→ AIM: Determine the number of lines containing the word "title", and state that figure alone.

(Stored data)
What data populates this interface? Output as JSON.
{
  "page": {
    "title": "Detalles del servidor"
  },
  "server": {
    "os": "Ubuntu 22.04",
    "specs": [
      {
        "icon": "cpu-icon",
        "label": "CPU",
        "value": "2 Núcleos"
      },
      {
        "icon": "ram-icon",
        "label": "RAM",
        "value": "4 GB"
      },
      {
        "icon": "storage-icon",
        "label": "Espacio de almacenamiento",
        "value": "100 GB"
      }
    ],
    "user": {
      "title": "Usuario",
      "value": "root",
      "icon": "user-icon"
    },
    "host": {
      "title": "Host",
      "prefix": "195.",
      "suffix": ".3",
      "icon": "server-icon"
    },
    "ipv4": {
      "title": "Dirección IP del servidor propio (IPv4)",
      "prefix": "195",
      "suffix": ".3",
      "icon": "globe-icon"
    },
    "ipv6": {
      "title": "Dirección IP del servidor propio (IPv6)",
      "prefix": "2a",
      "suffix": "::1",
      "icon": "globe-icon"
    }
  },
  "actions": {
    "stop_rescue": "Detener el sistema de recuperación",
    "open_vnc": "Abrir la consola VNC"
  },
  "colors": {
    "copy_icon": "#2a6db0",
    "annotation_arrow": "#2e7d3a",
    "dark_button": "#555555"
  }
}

→ THE REPLY: 5